§ What needs to be done:
All lines below must be repeated exactly, with the pictures omitted.

§ Dataset content:
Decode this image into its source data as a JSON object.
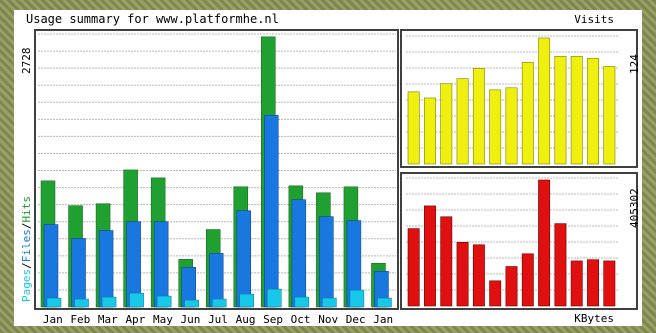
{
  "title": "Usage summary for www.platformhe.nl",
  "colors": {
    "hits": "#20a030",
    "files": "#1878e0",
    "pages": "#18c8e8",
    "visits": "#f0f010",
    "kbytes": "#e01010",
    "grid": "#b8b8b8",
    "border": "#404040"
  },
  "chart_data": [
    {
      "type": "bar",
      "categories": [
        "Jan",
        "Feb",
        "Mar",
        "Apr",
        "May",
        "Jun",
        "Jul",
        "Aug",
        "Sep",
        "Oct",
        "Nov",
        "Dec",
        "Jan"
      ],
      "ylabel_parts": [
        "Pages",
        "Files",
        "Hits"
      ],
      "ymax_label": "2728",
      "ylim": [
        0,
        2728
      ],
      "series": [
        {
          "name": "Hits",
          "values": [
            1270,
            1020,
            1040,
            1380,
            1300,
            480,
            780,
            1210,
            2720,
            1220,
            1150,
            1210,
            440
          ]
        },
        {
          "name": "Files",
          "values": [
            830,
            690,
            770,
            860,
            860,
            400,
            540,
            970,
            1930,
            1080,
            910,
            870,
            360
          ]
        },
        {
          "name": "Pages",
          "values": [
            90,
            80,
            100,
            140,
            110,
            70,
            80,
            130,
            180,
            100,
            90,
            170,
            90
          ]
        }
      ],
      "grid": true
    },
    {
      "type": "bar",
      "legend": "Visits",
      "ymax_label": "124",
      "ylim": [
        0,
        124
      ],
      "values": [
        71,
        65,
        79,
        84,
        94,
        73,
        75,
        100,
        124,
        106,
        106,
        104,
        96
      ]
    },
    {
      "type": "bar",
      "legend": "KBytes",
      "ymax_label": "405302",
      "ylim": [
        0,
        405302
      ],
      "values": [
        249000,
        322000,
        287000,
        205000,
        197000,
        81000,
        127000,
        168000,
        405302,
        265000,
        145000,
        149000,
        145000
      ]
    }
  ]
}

§ In response:
Decode this image into its source data as a JSON object.
{
  "title": "Usage summary for www.platformhe.nl",
  "colors": {
    "hits": "#20a030",
    "files": "#1878e0",
    "pages": "#18c8e8",
    "visits": "#f0f010",
    "kbytes": "#e01010",
    "grid": "#b8b8b8",
    "border": "#404040"
  },
  "chart_data": [
    {
      "type": "bar",
      "categories": [
        "Jan",
        "Feb",
        "Mar",
        "Apr",
        "May",
        "Jun",
        "Jul",
        "Aug",
        "Sep",
        "Oct",
        "Nov",
        "Dec",
        "Jan"
      ],
      "ylabel_parts": [
        "Pages",
        "Files",
        "Hits"
      ],
      "ymax_label": "2728",
      "ylim": [
        0,
        2728
      ],
      "series": [
        {
          "name": "Hits",
          "values": [
            1270,
            1020,
            1040,
            1380,
            1300,
            480,
            780,
            1210,
            2720,
            1220,
            1150,
            1210,
            440
          ]
        },
        {
          "name": "Files",
          "values": [
            830,
            690,
            770,
            860,
            860,
            400,
            540,
            970,
            1930,
            1080,
            910,
            870,
            360
          ]
        },
        {
          "name": "Pages",
          "values": [
            90,
            80,
            100,
            140,
            110,
            70,
            80,
            130,
            180,
            100,
            90,
            170,
            90
          ]
        }
      ],
      "grid": true
    },
    {
      "type": "bar",
      "legend": "Visits",
      "ymax_label": "124",
      "ylim": [
        0,
        124
      ],
      "values": [
        71,
        65,
        79,
        84,
        94,
        73,
        75,
        100,
        124,
        106,
        106,
        104,
        96
      ]
    },
    {
      "type": "bar",
      "legend": "KBytes",
      "ymax_label": "405302",
      "ylim": [
        0,
        405302
      ],
      "values": [
        249000,
        322000,
        287000,
        205000,
        197000,
        81000,
        127000,
        168000,
        405302,
        265000,
        145000,
        149000,
        145000
      ]
    }
  ]
}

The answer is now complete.